## Consegna
Trascrivi senza alcuna modifica la parte dell'articolo sulla riforma degli Enti Locali che comincia dalle parole "Con 34 voti", fermandoti dopo "neonata Città Metropolitana.".

Approvata dal Consiglio Regionale la legge di riforma degli Enti Locali: due città metropolitane e 6 Province

Sassari si affianca a Cagliari come Città Metropolitana. Il capoluogo di Regione passerà da 17 a 71 Comuni

di Antonio Tore 

Con 34 voti a favore e 7 contrari è stata approvata questa sera la riforma degli Enti Locali in Sardegna. Le Province diventano 6: Sulcis-Iglesiente, Medio Campidano,  Oristano, Nuoro, Ogliastra e Nord Est.

Scompare la Provincia di Sassari, a vantaggio della neonata Città Metropolitana.

Cagliari allarga la propria gestione, passando da 17 a 54 Comuni (quasi come la vecchia provincia). La Città Metropolitana di Cagliari sarà amministrata ancora dal Sindaco Paolo Truzzu, mentre il passaggio degli altri 54 Comuni sarà gestito da un Commissario Straordinario che sarà nominato dalla maggioranza che governa la Sardegna.

E’ previsto che le nuove Province possano associarsi in Unioni per la gestione di funzioni e servizi.

Soddisfazione sull’esito del voto è stata espressa dal Presidente  Solinas: ““Il disegno di legge di riforma delle Autonomie locali, che riorganizza le competenze tra Regione ed enti intermedi, è la risposta ai bisogni e alle aspirazioni dei diversi territori, che potranno meglio sentirsi rappresentati e tornare a essere protagonisti nelle scelte che ricadono direttamente sulle Comunità di appartenenza. Abbiamo davanti una riforma di grande valore, che produrrà effetti positivi non solo per le grandi aree urbane ma anche per i territori e le comunità dell’interno, con una maggiore partecipazione e un vero decentramento di rappresentanza e servizi”.

Decade, cosi, il risultato del referendum del 2012 (voluto, all’epoca, soprattutto dai Riformatori che, attualmente, fanno parte della maggioranza e che sono stati critici sul voler resuscitare i vecchi Enti Locali).

Nel 2012 aveva partecipato al voto il 35,5% degli aventi diritto e i quesiti referendari avevano ottenuto l’abrogazione con percentuali che andavano dal 65,99% al 98,28% per i 10 quesiti proposti.

Voci di dati memorizzate
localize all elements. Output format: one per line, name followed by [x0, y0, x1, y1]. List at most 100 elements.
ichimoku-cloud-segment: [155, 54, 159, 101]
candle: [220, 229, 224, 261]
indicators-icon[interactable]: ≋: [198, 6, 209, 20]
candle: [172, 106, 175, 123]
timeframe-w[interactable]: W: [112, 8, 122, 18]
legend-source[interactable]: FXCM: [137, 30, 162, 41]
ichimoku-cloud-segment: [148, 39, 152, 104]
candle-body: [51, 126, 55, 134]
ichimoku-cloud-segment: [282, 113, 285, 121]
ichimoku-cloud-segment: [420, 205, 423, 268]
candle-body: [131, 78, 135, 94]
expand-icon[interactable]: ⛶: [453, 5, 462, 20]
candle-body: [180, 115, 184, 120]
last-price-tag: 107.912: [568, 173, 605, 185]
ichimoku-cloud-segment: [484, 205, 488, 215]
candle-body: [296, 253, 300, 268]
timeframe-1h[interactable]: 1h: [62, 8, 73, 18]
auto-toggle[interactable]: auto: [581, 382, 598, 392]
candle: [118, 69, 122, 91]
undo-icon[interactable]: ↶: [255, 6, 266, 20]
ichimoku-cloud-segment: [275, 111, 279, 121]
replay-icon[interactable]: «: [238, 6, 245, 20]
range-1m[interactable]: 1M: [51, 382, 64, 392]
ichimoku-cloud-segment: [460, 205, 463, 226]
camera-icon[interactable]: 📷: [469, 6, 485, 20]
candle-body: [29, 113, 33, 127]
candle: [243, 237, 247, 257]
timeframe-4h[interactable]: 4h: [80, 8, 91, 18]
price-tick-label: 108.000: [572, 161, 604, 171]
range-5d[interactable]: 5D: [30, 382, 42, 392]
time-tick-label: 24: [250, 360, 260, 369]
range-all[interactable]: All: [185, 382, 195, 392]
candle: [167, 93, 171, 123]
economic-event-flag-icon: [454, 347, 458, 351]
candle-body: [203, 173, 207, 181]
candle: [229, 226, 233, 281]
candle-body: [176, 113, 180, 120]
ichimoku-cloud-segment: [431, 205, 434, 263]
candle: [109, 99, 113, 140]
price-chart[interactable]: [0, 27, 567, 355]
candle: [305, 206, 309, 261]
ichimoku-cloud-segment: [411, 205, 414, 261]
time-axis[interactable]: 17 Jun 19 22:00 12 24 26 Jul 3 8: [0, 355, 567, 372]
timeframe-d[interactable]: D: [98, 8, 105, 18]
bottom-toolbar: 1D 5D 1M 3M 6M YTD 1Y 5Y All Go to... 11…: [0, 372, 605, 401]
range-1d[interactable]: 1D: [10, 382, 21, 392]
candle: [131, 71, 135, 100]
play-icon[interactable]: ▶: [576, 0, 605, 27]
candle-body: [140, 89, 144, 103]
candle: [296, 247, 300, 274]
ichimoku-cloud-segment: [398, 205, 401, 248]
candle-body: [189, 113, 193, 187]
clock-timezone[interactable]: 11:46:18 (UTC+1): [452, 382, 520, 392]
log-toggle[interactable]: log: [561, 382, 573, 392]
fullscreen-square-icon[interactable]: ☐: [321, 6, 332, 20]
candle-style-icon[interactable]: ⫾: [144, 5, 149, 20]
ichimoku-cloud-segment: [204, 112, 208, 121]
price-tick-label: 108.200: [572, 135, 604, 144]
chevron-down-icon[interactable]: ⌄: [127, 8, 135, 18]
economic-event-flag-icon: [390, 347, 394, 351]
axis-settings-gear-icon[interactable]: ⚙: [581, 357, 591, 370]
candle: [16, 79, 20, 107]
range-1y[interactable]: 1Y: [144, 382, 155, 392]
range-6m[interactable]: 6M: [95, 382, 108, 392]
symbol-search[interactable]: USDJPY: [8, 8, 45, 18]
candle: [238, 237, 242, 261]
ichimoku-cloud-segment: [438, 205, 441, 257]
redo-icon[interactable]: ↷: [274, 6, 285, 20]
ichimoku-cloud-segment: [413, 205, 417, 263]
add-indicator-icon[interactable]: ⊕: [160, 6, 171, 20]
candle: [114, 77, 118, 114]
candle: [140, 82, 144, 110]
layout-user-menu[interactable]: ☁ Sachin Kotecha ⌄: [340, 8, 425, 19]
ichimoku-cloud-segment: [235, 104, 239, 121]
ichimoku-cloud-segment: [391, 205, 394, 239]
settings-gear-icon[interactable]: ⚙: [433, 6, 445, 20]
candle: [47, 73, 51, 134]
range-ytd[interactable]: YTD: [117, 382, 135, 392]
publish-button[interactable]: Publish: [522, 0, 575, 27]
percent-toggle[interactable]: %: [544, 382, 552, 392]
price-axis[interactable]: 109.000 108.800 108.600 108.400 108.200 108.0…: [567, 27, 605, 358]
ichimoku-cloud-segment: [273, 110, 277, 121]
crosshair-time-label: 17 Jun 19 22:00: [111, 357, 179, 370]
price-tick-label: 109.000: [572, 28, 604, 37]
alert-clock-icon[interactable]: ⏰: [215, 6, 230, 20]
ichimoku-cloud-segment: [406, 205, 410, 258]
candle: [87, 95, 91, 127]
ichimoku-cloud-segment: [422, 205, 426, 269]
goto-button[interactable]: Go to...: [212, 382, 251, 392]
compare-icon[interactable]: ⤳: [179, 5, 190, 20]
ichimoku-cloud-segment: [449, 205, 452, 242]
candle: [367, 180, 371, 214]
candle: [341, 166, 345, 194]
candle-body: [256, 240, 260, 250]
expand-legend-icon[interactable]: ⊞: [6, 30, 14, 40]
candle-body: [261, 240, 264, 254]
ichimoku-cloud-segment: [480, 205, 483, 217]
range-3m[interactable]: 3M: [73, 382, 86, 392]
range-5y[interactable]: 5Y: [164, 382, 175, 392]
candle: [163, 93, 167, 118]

## Risposta
Con 34 voti a favore e 7 contrari è stata approvata questa sera la riforma degli Enti Locali in Sardegna. Le Province diventano 6: Sulcis-Iglesiente, Medio Campidano,  Oristano, Nuoro, Ogliastra e Nord Est.

Scompare la Provincia di Sassari, a vantaggio della neonata Città Metropolitana.